GOAL
Report the number of lines containing "free", with no other words.
-- Begin RECORD LIST --
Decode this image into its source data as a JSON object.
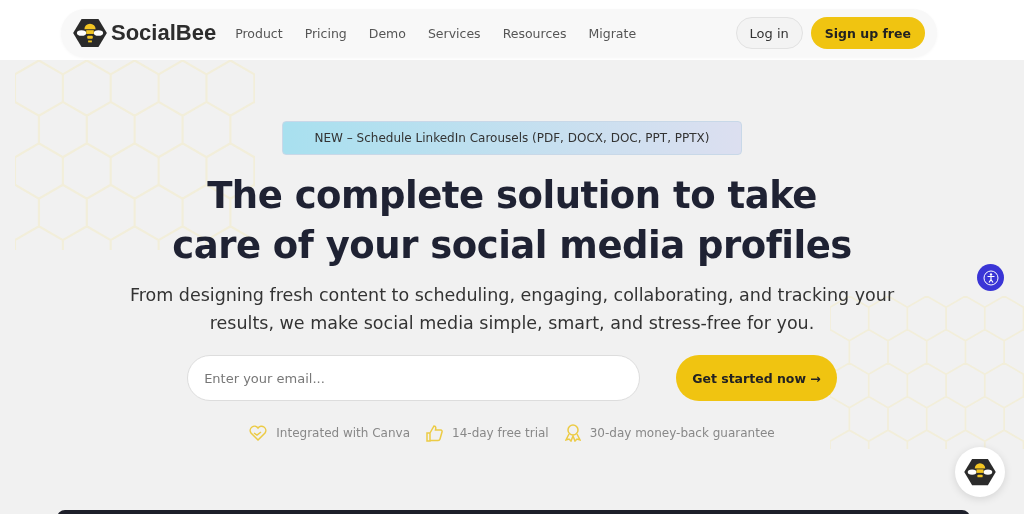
{
  "header": {
    "brand": "SocialBee",
    "nav": [
      {
        "label": "Product"
      },
      {
        "label": "Pricing"
      },
      {
        "label": "Demo"
      },
      {
        "label": "Services"
      },
      {
        "label": "Resources"
      },
      {
        "label": "Migrate"
      }
    ],
    "login": "Log in",
    "signup": "Sign up free"
  },
  "hero": {
    "banner": "NEW – Schedule LinkedIn Carousels (PDF, DOCX, DOC, PPT, PPTX)",
    "headline": [
      "The complete solution to take",
      "care of your social media profiles"
    ],
    "subtitle": "From designing fresh content to scheduling, engaging, collaborating, and tracking your results, we make social media simple, smart, and stress-free for you.",
    "email": {
      "placeholder": "Enter your email..."
    },
    "cta": "Get started now →",
    "features": [
      {
        "kind": "heart",
        "text": "Integrated with Canva"
      },
      {
        "kind": "thumb",
        "text": "14-day free trial"
      },
      {
        "kind": "award",
        "text": "30-day money-back guarantee"
      }
    ]
  }
}
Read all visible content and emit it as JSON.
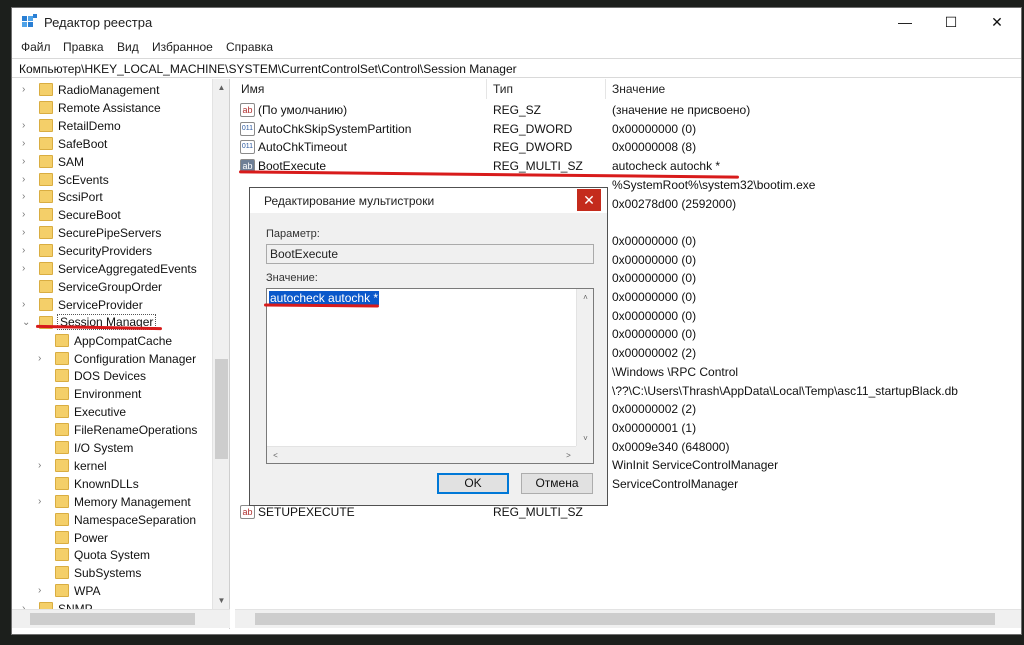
{
  "window": {
    "title": "Редактор реестра",
    "min": "—",
    "max": "☐",
    "close": "✕"
  },
  "menu": [
    "Файл",
    "Правка",
    "Вид",
    "Избранное",
    "Справка"
  ],
  "address": "Компьютер\\HKEY_LOCAL_MACHINE\\SYSTEM\\CurrentControlSet\\Control\\Session Manager",
  "tree": {
    "items": [
      {
        "label": "RadioManagement",
        "level": 0,
        "expander": ">"
      },
      {
        "label": "Remote Assistance",
        "level": 0,
        "expander": ""
      },
      {
        "label": "RetailDemo",
        "level": 0,
        "expander": ">"
      },
      {
        "label": "SafeBoot",
        "level": 0,
        "expander": ">"
      },
      {
        "label": "SAM",
        "level": 0,
        "expander": ">"
      },
      {
        "label": "ScEvents",
        "level": 0,
        "expander": ">"
      },
      {
        "label": "ScsiPort",
        "level": 0,
        "expander": ">"
      },
      {
        "label": "SecureBoot",
        "level": 0,
        "expander": ">"
      },
      {
        "label": "SecurePipeServers",
        "level": 0,
        "expander": ">"
      },
      {
        "label": "SecurityProviders",
        "level": 0,
        "expander": ">"
      },
      {
        "label": "ServiceAggregatedEvents",
        "level": 0,
        "expander": ">"
      },
      {
        "label": "ServiceGroupOrder",
        "level": 0,
        "expander": ""
      },
      {
        "label": "ServiceProvider",
        "level": 0,
        "expander": ">"
      },
      {
        "label": "Session Manager",
        "level": 0,
        "expander": "v",
        "selected": true
      },
      {
        "label": "AppCompatCache",
        "level": 1,
        "expander": ""
      },
      {
        "label": "Configuration Manager",
        "level": 1,
        "expander": ">"
      },
      {
        "label": "DOS Devices",
        "level": 1,
        "expander": ""
      },
      {
        "label": "Environment",
        "level": 1,
        "expander": ""
      },
      {
        "label": "Executive",
        "level": 1,
        "expander": ""
      },
      {
        "label": "FileRenameOperations",
        "level": 1,
        "expander": ""
      },
      {
        "label": "I/O System",
        "level": 1,
        "expander": ""
      },
      {
        "label": "kernel",
        "level": 1,
        "expander": ">"
      },
      {
        "label": "KnownDLLs",
        "level": 1,
        "expander": ""
      },
      {
        "label": "Memory Management",
        "level": 1,
        "expander": ">"
      },
      {
        "label": "NamespaceSeparation",
        "level": 1,
        "expander": ""
      },
      {
        "label": "Power",
        "level": 1,
        "expander": ""
      },
      {
        "label": "Quota System",
        "level": 1,
        "expander": ""
      },
      {
        "label": "SubSystems",
        "level": 1,
        "expander": ""
      },
      {
        "label": "WPA",
        "level": 1,
        "expander": ">"
      },
      {
        "label": "SNMP",
        "level": 0,
        "expander": ">"
      }
    ]
  },
  "list": {
    "columns": [
      "Имя",
      "Тип",
      "Значение"
    ],
    "rows": [
      {
        "icon": "ab",
        "name": "(По умолчанию)",
        "type": "REG_SZ",
        "value": "(значение не присвоено)"
      },
      {
        "icon": "bin",
        "name": "AutoChkSkipSystemPartition",
        "type": "REG_DWORD",
        "value": "0x00000000 (0)"
      },
      {
        "icon": "bin",
        "name": "AutoChkTimeout",
        "type": "REG_DWORD",
        "value": "0x00000008 (8)"
      },
      {
        "icon": "ab-sel",
        "name": "BootExecute",
        "type": "REG_MULTI_SZ",
        "value": "autocheck autochk *"
      },
      {
        "icon": "",
        "name": "",
        "type": "",
        "value": "%SystemRoot%\\system32\\bootim.exe"
      },
      {
        "icon": "",
        "name": "",
        "type": "",
        "value": "0x00278d00 (2592000)"
      },
      {
        "icon": "",
        "name": "",
        "type": "",
        "value": ""
      },
      {
        "icon": "",
        "name": "",
        "type": "",
        "value": "0x00000000 (0)"
      },
      {
        "icon": "",
        "name": "",
        "type": "",
        "value": "0x00000000 (0)"
      },
      {
        "icon": "",
        "name": "",
        "type": "",
        "value": "0x00000000 (0)"
      },
      {
        "icon": "",
        "name": "",
        "type": "",
        "value": "0x00000000 (0)"
      },
      {
        "icon": "",
        "name": "",
        "type": "",
        "value": "0x00000000 (0)"
      },
      {
        "icon": "",
        "name": "",
        "type": "",
        "value": "0x00000000 (0)"
      },
      {
        "icon": "",
        "name": "",
        "type": "",
        "value": "0x00000002 (2)"
      },
      {
        "icon": "",
        "name": "",
        "type": "",
        "value": "\\Windows \\RPC Control"
      },
      {
        "icon": "",
        "name": "",
        "type": "",
        "value": "\\??\\C:\\Users\\Thrash\\AppData\\Local\\Temp\\asc11_startupBlack.db"
      },
      {
        "icon": "",
        "name": "",
        "type": "",
        "value": "0x00000002 (2)"
      },
      {
        "icon": "",
        "name": "",
        "type": "",
        "value": "0x00000001 (1)"
      },
      {
        "icon": "",
        "name": "",
        "type": "",
        "value": "0x0009e340 (648000)"
      },
      {
        "icon": "",
        "name": "",
        "type": "",
        "value": "WinInit ServiceControlManager"
      },
      {
        "icon": "",
        "name": "",
        "type": "",
        "value": "ServiceControlManager"
      },
      {
        "icon": "ab",
        "name": "SETUPEXECUTE",
        "type": "REG_MULTI_SZ",
        "value": ""
      }
    ]
  },
  "dialog": {
    "title": "Редактирование мультистроки",
    "close": "✕",
    "param_label": "Параметр:",
    "param_value": "BootExecute",
    "value_label": "Значение:",
    "value_text": "autocheck autochk *",
    "ok": "OK",
    "cancel": "Отмена"
  },
  "colors": {
    "annotation_red": "#d81b1b",
    "selection_blue": "#0a58ca",
    "close_red": "#c42b1c"
  }
}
-- End RECORD LIST --
ANSWER FOR THIS EXERCISE
3